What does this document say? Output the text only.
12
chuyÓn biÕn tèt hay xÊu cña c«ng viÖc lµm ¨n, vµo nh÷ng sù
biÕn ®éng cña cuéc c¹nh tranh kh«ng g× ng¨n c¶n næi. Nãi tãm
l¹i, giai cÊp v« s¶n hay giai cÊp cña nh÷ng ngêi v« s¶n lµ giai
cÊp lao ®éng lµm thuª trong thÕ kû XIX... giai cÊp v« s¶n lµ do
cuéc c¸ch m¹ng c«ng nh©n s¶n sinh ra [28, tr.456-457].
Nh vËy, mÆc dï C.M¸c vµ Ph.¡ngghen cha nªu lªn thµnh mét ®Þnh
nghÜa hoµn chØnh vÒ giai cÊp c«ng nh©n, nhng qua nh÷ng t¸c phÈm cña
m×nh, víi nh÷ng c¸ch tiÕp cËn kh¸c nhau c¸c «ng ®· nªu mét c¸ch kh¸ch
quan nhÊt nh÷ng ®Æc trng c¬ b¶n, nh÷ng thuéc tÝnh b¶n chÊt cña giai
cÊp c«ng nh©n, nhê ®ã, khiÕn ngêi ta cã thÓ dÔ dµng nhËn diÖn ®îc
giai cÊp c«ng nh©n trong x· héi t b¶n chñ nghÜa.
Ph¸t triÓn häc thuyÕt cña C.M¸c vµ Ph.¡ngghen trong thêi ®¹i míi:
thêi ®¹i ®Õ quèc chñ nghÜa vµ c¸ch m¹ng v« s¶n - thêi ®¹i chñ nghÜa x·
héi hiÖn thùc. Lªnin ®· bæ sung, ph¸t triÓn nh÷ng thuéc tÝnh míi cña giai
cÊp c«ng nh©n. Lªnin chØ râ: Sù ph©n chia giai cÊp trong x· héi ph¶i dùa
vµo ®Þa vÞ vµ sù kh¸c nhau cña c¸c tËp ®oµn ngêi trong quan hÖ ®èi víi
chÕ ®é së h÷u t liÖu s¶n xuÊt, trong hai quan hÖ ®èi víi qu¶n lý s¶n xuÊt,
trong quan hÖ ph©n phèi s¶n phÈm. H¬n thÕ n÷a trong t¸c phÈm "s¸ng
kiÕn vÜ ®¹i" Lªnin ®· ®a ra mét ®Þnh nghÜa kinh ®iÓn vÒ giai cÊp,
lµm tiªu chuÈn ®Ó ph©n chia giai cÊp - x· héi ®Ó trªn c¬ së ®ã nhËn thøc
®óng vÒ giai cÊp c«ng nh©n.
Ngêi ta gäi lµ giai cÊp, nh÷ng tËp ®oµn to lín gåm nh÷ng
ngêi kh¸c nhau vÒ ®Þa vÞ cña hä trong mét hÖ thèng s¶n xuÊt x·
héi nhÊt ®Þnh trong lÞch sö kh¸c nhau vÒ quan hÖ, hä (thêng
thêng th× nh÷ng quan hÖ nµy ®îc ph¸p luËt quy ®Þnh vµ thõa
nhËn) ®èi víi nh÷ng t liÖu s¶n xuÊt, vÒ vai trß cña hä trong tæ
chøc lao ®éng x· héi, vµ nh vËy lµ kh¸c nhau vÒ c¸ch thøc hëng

****

# Problem statement
Extract the entries above verbatim.

# Finished answer
What does this document say? Output the text only.
12
chuyÓn biÕn tèt hay xÊu cña c«ng viÖc lµm ¨n, vµo nh÷ng sù
biÕn ®éng cña cuéc c¹nh tranh kh«ng g× ng¨n c¶n næi. Nãi tãm
l¹i, giai cÊp v« s¶n hay giai cÊp cña nh÷ng ngêi v« s¶n lµ giai
cÊp lao ®éng lµm thuª trong thÕ kû XIX... giai cÊp v« s¶n lµ do
cuéc c¸ch m¹ng c«ng nh©n s¶n sinh ra [28, tr.456-457].
Nh vËy, mÆc dï C.M¸c vµ Ph.¡ngghen cha nªu lªn thµnh mét ®Þnh
nghÜa hoµn chØnh vÒ giai cÊp c«ng nh©n, nhng qua nh÷ng t¸c phÈm cña
m×nh, víi nh÷ng c¸ch tiÕp cËn kh¸c nhau c¸c «ng ®· nªu mét c¸ch kh¸ch
quan nhÊt nh÷ng ®Æc trng c¬ b¶n, nh÷ng thuéc tÝnh b¶n chÊt cña giai
cÊp c«ng nh©n, nhê ®ã, khiÕn ngêi ta cã thÓ dÔ dµng nhËn diÖn ®îc
giai cÊp c«ng nh©n trong x· héi t b¶n chñ nghÜa.
Ph¸t triÓn häc thuyÕt cña C.M¸c vµ Ph.¡ngghen trong thêi ®¹i míi:
thêi ®¹i ®Õ quèc chñ nghÜa vµ c¸ch m¹ng v« s¶n - thêi ®¹i chñ nghÜa x·
héi hiÖn thùc. Lªnin ®· bæ sung, ph¸t triÓn nh÷ng thuéc tÝnh míi cña giai
cÊp c«ng nh©n. Lªnin chØ râ: Sù ph©n chia giai cÊp trong x· héi ph¶i dùa
vµo ®Þa vÞ vµ sù kh¸c nhau cña c¸c tËp ®oµn ngêi trong quan hÖ ®èi víi
chÕ ®é së h÷u t liÖu s¶n xuÊt, trong hai quan hÖ ®èi víi qu¶n lý s¶n xuÊt,
trong quan hÖ ph©n phèi s¶n phÈm. H¬n thÕ n÷a trong t¸c phÈm "s¸ng
kiÕn vÜ ®¹i" Lªnin ®· ®a ra mét ®Þnh nghÜa kinh ®iÓn vÒ giai cÊp,
lµm tiªu chuÈn ®Ó ph©n chia giai cÊp - x· héi ®Ó trªn c¬ së ®ã nhËn thøc
®óng vÒ giai cÊp c«ng nh©n.
Ngêi ta gäi lµ giai cÊp, nh÷ng tËp ®oµn to lín gåm nh÷ng
ngêi kh¸c nhau vÒ ®Þa vÞ cña hä trong mét hÖ thèng s¶n xuÊt x·
héi nhÊt ®Þnh trong lÞch sö kh¸c nhau vÒ quan hÖ, hä (thêng
thêng th× nh÷ng quan hÖ nµy ®îc ph¸p luËt quy ®Þnh vµ thõa
nhËn) ®èi víi nh÷ng t liÖu s¶n xuÊt, vÒ vai trß cña hä trong tæ
chøc lao ®éng x· héi, vµ nh vËy lµ kh¸c nhau vÒ c¸ch thøc hëng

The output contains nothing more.